--- Material shown Enclosed Below ---
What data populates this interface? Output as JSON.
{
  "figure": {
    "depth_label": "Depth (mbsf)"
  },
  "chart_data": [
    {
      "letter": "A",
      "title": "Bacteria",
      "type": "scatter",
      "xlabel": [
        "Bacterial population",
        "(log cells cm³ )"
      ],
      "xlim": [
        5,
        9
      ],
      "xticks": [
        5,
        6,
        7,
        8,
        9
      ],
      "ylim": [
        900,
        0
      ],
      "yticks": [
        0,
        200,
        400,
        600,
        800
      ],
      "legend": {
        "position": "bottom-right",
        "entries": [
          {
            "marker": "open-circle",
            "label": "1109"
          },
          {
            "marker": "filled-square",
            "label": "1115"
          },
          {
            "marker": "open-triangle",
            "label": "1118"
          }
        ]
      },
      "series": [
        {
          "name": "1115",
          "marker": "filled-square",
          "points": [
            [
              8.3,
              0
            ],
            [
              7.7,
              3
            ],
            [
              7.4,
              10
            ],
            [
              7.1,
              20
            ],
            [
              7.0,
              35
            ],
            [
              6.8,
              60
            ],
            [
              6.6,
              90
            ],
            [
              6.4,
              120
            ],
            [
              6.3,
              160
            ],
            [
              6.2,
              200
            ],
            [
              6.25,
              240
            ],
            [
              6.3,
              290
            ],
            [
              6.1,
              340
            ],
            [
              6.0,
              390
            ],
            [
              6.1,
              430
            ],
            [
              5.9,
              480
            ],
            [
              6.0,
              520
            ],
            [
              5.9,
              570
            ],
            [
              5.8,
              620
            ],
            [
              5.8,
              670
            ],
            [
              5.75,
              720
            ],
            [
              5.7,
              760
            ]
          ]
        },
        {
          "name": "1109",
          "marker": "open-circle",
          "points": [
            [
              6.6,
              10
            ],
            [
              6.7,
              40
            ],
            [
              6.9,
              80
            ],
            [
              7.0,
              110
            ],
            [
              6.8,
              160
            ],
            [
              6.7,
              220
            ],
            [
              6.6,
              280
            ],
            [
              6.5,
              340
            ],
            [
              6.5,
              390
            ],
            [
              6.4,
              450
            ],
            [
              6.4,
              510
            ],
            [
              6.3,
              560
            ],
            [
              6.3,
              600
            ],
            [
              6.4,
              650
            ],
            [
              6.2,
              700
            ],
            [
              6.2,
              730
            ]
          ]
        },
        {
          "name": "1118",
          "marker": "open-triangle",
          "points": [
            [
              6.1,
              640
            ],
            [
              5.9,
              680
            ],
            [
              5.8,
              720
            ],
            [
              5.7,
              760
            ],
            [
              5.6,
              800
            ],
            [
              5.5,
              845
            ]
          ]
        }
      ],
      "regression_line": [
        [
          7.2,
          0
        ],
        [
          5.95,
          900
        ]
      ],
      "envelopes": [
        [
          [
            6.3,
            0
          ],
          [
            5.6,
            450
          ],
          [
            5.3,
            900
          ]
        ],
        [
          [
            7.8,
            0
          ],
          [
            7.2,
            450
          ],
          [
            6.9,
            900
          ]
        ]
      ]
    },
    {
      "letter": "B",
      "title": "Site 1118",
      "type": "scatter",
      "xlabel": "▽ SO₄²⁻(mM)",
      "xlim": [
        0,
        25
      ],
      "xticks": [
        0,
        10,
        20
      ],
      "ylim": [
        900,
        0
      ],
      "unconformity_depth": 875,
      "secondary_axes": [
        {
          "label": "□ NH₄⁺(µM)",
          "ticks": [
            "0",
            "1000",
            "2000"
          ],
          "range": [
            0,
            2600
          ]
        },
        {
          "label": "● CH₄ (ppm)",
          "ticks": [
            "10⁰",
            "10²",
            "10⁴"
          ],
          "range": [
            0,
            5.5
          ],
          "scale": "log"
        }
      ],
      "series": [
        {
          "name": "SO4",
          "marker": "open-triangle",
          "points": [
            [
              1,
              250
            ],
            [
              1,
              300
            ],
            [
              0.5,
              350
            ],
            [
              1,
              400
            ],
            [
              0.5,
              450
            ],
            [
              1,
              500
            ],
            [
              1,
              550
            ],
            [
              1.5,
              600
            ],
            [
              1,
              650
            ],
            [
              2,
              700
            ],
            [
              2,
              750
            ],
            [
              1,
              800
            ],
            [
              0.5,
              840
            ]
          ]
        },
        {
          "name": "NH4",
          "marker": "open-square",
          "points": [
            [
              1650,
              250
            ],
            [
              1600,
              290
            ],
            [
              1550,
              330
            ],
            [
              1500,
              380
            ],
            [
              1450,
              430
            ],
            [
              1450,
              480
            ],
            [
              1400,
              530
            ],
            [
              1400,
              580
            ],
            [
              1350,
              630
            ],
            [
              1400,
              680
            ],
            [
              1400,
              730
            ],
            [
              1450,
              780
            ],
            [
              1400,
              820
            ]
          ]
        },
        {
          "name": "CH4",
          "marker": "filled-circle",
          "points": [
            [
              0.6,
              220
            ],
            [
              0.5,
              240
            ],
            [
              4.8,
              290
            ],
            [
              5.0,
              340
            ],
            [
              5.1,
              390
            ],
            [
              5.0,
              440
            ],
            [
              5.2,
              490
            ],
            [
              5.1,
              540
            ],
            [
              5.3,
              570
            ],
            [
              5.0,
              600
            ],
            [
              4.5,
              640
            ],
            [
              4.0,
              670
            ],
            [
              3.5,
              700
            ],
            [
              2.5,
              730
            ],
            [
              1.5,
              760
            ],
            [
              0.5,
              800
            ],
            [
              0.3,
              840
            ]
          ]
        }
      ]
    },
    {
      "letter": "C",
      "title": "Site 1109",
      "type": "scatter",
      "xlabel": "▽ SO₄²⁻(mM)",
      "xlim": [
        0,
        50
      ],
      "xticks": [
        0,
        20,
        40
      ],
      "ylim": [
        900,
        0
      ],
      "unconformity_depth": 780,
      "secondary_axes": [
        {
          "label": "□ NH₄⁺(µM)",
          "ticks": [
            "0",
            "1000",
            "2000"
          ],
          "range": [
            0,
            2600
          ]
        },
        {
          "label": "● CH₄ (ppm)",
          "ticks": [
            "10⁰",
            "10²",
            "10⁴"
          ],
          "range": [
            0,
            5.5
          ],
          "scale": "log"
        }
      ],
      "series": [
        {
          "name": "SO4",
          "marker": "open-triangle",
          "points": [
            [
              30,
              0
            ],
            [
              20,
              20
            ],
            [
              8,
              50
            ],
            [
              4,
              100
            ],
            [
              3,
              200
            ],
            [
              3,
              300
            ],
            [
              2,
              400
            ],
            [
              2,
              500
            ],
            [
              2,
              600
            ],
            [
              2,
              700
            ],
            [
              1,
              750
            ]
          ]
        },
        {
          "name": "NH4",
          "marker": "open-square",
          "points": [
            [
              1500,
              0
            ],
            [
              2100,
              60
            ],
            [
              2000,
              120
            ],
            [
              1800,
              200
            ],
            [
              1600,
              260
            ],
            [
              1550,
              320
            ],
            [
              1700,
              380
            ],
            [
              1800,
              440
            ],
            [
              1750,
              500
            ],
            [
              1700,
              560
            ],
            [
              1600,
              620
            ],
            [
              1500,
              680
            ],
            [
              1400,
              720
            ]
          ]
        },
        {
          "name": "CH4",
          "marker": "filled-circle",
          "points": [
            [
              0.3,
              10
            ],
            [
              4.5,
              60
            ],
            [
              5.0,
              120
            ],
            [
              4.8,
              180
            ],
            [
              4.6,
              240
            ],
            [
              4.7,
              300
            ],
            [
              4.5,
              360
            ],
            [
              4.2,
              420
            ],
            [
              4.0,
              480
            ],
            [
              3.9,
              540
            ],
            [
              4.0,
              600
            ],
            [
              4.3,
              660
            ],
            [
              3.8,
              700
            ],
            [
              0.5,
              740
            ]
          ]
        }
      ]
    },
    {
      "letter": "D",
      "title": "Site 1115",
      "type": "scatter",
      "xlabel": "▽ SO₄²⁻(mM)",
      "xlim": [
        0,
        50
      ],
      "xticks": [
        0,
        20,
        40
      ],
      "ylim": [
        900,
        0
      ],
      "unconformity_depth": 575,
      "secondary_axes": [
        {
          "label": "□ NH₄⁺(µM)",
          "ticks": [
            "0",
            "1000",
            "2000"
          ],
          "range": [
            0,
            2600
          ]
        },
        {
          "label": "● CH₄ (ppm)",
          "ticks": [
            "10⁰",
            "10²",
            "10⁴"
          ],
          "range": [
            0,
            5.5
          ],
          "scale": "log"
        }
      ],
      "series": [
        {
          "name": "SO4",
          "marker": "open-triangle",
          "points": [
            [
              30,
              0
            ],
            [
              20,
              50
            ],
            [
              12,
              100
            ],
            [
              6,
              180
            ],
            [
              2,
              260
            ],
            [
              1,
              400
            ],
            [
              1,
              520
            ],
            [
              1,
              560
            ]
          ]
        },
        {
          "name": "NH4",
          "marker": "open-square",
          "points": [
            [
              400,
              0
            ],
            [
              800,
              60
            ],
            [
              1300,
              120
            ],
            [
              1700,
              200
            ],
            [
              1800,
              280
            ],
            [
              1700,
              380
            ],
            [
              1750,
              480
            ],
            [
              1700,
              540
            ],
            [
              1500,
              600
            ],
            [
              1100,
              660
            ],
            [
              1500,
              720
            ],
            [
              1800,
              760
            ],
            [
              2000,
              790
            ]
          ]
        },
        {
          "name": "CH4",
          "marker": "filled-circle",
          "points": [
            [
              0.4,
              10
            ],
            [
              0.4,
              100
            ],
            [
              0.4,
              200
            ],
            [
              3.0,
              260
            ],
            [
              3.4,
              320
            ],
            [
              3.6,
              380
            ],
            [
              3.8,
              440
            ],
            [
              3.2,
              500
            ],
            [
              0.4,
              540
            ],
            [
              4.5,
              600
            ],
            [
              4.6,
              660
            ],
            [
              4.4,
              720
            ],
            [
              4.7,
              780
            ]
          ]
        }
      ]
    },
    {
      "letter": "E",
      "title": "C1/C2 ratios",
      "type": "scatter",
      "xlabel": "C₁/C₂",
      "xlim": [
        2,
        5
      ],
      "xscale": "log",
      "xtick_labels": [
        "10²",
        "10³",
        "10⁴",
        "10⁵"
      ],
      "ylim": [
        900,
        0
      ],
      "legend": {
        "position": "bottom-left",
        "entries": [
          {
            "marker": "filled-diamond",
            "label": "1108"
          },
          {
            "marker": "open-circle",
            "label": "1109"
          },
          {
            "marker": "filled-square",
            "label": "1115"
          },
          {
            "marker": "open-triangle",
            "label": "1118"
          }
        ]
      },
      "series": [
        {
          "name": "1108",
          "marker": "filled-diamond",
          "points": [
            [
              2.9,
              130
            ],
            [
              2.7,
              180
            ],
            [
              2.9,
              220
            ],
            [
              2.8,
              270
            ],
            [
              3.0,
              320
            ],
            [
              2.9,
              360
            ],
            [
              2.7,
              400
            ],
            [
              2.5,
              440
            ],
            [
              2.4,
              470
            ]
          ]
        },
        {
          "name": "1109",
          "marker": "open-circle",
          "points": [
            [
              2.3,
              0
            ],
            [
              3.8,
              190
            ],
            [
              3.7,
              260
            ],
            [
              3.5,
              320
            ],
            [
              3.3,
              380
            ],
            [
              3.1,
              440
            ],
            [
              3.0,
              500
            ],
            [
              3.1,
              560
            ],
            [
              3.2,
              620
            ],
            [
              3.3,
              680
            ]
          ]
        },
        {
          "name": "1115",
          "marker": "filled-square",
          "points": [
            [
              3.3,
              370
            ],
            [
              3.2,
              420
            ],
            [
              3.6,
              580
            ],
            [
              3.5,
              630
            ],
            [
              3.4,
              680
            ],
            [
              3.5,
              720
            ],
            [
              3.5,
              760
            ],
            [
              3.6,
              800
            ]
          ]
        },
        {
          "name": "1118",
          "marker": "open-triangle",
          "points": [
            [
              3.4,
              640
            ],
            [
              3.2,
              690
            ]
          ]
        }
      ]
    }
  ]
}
--- End of Enclosed Material shown ---
--- Material shown Enclosed Below ---
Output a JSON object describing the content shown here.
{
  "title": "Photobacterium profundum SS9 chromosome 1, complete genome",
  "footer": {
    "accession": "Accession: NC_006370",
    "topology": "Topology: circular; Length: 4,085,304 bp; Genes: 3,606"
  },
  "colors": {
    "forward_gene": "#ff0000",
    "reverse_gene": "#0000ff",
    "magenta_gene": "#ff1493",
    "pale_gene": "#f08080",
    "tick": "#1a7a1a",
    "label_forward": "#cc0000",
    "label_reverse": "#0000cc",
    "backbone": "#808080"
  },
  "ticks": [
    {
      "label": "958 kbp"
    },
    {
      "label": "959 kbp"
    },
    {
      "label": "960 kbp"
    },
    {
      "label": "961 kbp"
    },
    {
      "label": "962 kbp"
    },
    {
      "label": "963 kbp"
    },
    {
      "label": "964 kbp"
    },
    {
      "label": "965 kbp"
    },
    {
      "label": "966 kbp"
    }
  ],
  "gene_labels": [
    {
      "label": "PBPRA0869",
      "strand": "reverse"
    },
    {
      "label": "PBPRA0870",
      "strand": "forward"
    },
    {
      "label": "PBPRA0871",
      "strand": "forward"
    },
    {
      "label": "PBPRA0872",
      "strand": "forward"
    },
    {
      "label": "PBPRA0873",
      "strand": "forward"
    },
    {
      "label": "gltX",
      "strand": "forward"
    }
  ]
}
--- End of Enclosed Material shown ---
Brief: Tally the lines above containing "letter"; give only the number.

Problem solution: 5